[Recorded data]
↓↓↓
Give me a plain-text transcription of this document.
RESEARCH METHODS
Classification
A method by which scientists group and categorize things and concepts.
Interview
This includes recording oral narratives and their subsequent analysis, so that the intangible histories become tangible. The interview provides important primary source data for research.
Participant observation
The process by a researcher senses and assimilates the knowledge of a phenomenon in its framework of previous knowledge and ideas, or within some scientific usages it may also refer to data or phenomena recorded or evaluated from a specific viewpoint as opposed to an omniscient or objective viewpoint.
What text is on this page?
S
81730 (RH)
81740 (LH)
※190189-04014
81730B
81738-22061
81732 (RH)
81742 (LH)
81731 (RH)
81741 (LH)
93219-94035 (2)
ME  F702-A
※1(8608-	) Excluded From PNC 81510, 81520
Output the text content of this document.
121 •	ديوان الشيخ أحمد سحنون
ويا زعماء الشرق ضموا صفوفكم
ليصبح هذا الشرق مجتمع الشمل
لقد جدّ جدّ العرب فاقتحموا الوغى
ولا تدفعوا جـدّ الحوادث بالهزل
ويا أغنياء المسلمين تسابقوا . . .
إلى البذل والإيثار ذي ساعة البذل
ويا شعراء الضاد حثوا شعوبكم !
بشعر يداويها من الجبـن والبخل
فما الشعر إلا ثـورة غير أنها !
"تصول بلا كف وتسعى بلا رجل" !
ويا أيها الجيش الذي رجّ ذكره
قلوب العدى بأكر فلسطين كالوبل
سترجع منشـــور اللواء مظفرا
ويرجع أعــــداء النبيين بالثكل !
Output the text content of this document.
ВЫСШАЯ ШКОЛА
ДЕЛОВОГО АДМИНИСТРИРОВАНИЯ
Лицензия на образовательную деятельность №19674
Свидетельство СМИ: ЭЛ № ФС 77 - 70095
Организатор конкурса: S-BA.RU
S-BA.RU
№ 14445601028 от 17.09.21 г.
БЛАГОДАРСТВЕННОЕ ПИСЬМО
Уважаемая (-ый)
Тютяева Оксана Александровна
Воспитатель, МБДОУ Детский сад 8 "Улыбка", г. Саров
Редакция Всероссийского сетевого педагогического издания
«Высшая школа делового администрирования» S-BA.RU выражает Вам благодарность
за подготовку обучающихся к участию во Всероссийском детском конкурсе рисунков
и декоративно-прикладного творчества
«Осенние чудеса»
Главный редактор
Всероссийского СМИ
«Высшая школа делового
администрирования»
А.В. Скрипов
↑↑↑
Output the listing above word for word.

Give me a plain-text transcription of this document.
RESEARCH METHODS
Classification
A method by which scientists group and categorize things and concepts.
Interview
This includes recording oral narratives and their subsequent analysis, so that the intangible histories become tangible. The interview provides important primary source data for research.
Participant observation
The process by a researcher senses and assimilates the knowledge of a phenomenon in its framework of previous knowledge and ideas, or within some scientific usages it may also refer to data or phenomena recorded or evaluated from a specific viewpoint as opposed to an omniscient or objective viewpoint.
What text is on this page?
S
81730 (RH)
81740 (LH)
※190189-04014
81730B
81738-22061
81732 (RH)
81742 (LH)
81731 (RH)
81741 (LH)
93219-94035 (2)
ME  F702-A
※1(8608-	) Excluded From PNC 81510, 81520
Output the text content of this document.
121 •	ديوان الشيخ أحمد سحنون
ويا زعماء الشرق ضموا صفوفكم
ليصبح هذا الشرق مجتمع الشمل
لقد جدّ جدّ العرب فاقتحموا الوغى
ولا تدفعوا جـدّ الحوادث بالهزل
ويا أغنياء المسلمين تسابقوا . . .
إلى البذل والإيثار ذي ساعة البذل
ويا شعراء الضاد حثوا شعوبكم !
بشعر يداويها من الجبـن والبخل
فما الشعر إلا ثـورة غير أنها !
"تصول بلا كف وتسعى بلا رجل" !
ويا أيها الجيش الذي رجّ ذكره
قلوب العدى بأكر فلسطين كالوبل
سترجع منشـــور اللواء مظفرا
ويرجع أعــــداء النبيين بالثكل !
Output the text content of this document.
ВЫСШАЯ ШКОЛА
ДЕЛОВОГО АДМИНИСТРИРОВАНИЯ
Лицензия на образовательную деятельность №19674
Свидетельство СМИ: ЭЛ № ФС 77 - 70095
Организатор конкурса: S-BA.RU
S-BA.RU
№ 14445601028 от 17.09.21 г.
БЛАГОДАРСТВЕННОЕ ПИСЬМО
Уважаемая (-ый)
Тютяева Оксана Александровна
Воспитатель, МБДОУ Детский сад 8 "Улыбка", г. Саров
Редакция Всероссийского сетевого педагогического издания
«Высшая школа делового администрирования» S-BA.RU выражает Вам благодарность
за подготовку обучающихся к участию во Всероссийском детском конкурсе рисунков
и декоративно-прикладного творчества
«Осенние чудеса»
Главный редактор
Всероссийского СМИ
«Высшая школа делового
администрирования»
А.В. Скрипов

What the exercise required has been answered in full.